(Data entries)
>>>

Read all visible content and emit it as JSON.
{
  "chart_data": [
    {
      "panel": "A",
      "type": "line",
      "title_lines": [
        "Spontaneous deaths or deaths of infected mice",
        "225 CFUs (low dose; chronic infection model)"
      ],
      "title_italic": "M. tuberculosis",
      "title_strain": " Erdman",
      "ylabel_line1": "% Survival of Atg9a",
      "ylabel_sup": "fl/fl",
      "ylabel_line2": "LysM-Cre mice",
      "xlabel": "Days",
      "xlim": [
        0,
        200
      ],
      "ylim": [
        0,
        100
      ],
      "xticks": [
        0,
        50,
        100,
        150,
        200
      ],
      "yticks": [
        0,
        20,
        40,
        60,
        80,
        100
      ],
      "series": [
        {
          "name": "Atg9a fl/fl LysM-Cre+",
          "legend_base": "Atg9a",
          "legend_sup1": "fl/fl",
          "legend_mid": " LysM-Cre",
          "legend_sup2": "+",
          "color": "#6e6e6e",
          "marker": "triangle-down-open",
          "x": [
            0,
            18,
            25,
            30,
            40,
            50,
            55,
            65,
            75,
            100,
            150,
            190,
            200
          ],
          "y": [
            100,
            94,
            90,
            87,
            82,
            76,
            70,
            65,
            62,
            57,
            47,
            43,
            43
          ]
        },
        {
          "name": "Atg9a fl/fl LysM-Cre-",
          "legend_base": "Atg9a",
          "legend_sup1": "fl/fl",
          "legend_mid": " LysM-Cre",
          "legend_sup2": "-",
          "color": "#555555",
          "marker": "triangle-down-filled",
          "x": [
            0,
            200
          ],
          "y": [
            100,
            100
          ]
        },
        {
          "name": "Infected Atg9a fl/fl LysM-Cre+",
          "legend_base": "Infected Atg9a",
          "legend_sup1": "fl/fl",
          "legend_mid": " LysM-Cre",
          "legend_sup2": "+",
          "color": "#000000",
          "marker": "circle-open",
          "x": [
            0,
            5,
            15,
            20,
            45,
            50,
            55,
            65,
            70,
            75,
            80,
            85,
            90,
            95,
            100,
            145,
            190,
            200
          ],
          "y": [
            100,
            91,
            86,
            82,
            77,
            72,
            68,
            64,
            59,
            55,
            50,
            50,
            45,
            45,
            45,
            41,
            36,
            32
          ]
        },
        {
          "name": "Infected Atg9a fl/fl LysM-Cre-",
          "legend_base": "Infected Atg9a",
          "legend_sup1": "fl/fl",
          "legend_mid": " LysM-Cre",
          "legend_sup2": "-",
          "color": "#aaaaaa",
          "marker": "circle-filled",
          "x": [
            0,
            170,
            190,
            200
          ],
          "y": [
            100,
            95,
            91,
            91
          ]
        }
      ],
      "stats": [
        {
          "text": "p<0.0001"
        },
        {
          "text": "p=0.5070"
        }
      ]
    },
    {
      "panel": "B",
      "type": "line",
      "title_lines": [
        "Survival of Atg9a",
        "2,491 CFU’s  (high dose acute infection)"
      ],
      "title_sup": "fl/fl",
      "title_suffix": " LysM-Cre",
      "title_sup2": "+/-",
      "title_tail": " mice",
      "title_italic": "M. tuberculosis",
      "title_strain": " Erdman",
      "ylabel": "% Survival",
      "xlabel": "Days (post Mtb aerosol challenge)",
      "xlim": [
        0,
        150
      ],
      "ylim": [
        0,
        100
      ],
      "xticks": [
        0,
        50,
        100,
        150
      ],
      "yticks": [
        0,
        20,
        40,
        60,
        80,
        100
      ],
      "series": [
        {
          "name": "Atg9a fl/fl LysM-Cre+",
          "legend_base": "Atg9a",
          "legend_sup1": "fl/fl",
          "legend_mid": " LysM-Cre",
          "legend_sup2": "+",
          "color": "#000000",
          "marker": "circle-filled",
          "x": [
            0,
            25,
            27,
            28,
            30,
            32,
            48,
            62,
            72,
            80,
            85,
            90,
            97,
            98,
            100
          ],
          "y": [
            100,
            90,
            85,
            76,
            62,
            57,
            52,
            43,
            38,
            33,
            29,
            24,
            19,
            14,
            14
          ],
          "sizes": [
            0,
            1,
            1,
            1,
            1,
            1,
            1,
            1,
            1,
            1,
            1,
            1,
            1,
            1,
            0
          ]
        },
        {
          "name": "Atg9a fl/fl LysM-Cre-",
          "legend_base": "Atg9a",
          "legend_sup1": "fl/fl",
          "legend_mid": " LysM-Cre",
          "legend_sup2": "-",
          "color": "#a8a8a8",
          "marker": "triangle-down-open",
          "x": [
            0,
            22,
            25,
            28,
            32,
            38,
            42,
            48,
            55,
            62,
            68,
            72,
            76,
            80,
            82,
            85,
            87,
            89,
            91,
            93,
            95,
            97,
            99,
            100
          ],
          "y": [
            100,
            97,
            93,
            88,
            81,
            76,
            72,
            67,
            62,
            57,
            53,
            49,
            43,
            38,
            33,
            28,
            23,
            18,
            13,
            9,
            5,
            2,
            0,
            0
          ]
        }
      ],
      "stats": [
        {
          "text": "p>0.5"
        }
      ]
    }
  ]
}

<<<

(What you should do):
The records above need to be transcribed in full. Keep every character unchanged.

(Response for this exercise):
Read all visible content and emit it as JSON.
{
  "chart_data": [
    {
      "panel": "A",
      "type": "line",
      "title_lines": [
        "Spontaneous deaths or deaths of infected mice",
        "225 CFUs (low dose; chronic infection model)"
      ],
      "title_italic": "M. tuberculosis",
      "title_strain": " Erdman",
      "ylabel_line1": "% Survival of Atg9a",
      "ylabel_sup": "fl/fl",
      "ylabel_line2": "LysM-Cre mice",
      "xlabel": "Days",
      "xlim": [
        0,
        200
      ],
      "ylim": [
        0,
        100
      ],
      "xticks": [
        0,
        50,
        100,
        150,
        200
      ],
      "yticks": [
        0,
        20,
        40,
        60,
        80,
        100
      ],
      "series": [
        {
          "name": "Atg9a fl/fl LysM-Cre+",
          "legend_base": "Atg9a",
          "legend_sup1": "fl/fl",
          "legend_mid": " LysM-Cre",
          "legend_sup2": "+",
          "color": "#6e6e6e",
          "marker": "triangle-down-open",
          "x": [
            0,
            18,
            25,
            30,
            40,
            50,
            55,
            65,
            75,
            100,
            150,
            190,
            200
          ],
          "y": [
            100,
            94,
            90,
            87,
            82,
            76,
            70,
            65,
            62,
            57,
            47,
            43,
            43
          ]
        },
        {
          "name": "Atg9a fl/fl LysM-Cre-",
          "legend_base": "Atg9a",
          "legend_sup1": "fl/fl",
          "legend_mid": " LysM-Cre",
          "legend_sup2": "-",
          "color": "#555555",
          "marker": "triangle-down-filled",
          "x": [
            0,
            200
          ],
          "y": [
            100,
            100
          ]
        },
        {
          "name": "Infected Atg9a fl/fl LysM-Cre+",
          "legend_base": "Infected Atg9a",
          "legend_sup1": "fl/fl",
          "legend_mid": " LysM-Cre",
          "legend_sup2": "+",
          "color": "#000000",
          "marker": "circle-open",
          "x": [
            0,
            5,
            15,
            20,
            45,
            50,
            55,
            65,
            70,
            75,
            80,
            85,
            90,
            95,
            100,
            145,
            190,
            200
          ],
          "y": [
            100,
            91,
            86,
            82,
            77,
            72,
            68,
            64,
            59,
            55,
            50,
            50,
            45,
            45,
            45,
            41,
            36,
            32
          ]
        },
        {
          "name": "Infected Atg9a fl/fl LysM-Cre-",
          "legend_base": "Infected Atg9a",
          "legend_sup1": "fl/fl",
          "legend_mid": " LysM-Cre",
          "legend_sup2": "-",
          "color": "#aaaaaa",
          "marker": "circle-filled",
          "x": [
            0,
            170,
            190,
            200
          ],
          "y": [
            100,
            95,
            91,
            91
          ]
        }
      ],
      "stats": [
        {
          "text": "p<0.0001"
        },
        {
          "text": "p=0.5070"
        }
      ]
    },
    {
      "panel": "B",
      "type": "line",
      "title_lines": [
        "Survival of Atg9a",
        "2,491 CFU’s  (high dose acute infection)"
      ],
      "title_sup": "fl/fl",
      "title_suffix": " LysM-Cre",
      "title_sup2": "+/-",
      "title_tail": " mice",
      "title_italic": "M. tuberculosis",
      "title_strain": " Erdman",
      "ylabel": "% Survival",
      "xlabel": "Days (post Mtb aerosol challenge)",
      "xlim": [
        0,
        150
      ],
      "ylim": [
        0,
        100
      ],
      "xticks": [
        0,
        50,
        100,
        150
      ],
      "yticks": [
        0,
        20,
        40,
        60,
        80,
        100
      ],
      "series": [
        {
          "name": "Atg9a fl/fl LysM-Cre+",
          "legend_base": "Atg9a",
          "legend_sup1": "fl/fl",
          "legend_mid": " LysM-Cre",
          "legend_sup2": "+",
          "color": "#000000",
          "marker": "circle-filled",
          "x": [
            0,
            25,
            27,
            28,
            30,
            32,
            48,
            62,
            72,
            80,
            85,
            90,
            97,
            98,
            100
          ],
          "y": [
            100,
            90,
            85,
            76,
            62,
            57,
            52,
            43,
            38,
            33,
            29,
            24,
            19,
            14,
            14
          ],
          "sizes": [
            0,
            1,
            1,
            1,
            1,
            1,
            1,
            1,
            1,
            1,
            1,
            1,
            1,
            1,
            0
          ]
        },
        {
          "name": "Atg9a fl/fl LysM-Cre-",
          "legend_base": "Atg9a",
          "legend_sup1": "fl/fl",
          "legend_mid": " LysM-Cre",
          "legend_sup2": "-",
          "color": "#a8a8a8",
          "marker": "triangle-down-open",
          "x": [
            0,
            22,
            25,
            28,
            32,
            38,
            42,
            48,
            55,
            62,
            68,
            72,
            76,
            80,
            82,
            85,
            87,
            89,
            91,
            93,
            95,
            97,
            99,
            100
          ],
          "y": [
            100,
            97,
            93,
            88,
            81,
            76,
            72,
            67,
            62,
            57,
            53,
            49,
            43,
            38,
            33,
            28,
            23,
            18,
            13,
            9,
            5,
            2,
            0,
            0
          ]
        }
      ],
      "stats": [
        {
          "text": "p>0.5"
        }
      ]
    }
  ]
}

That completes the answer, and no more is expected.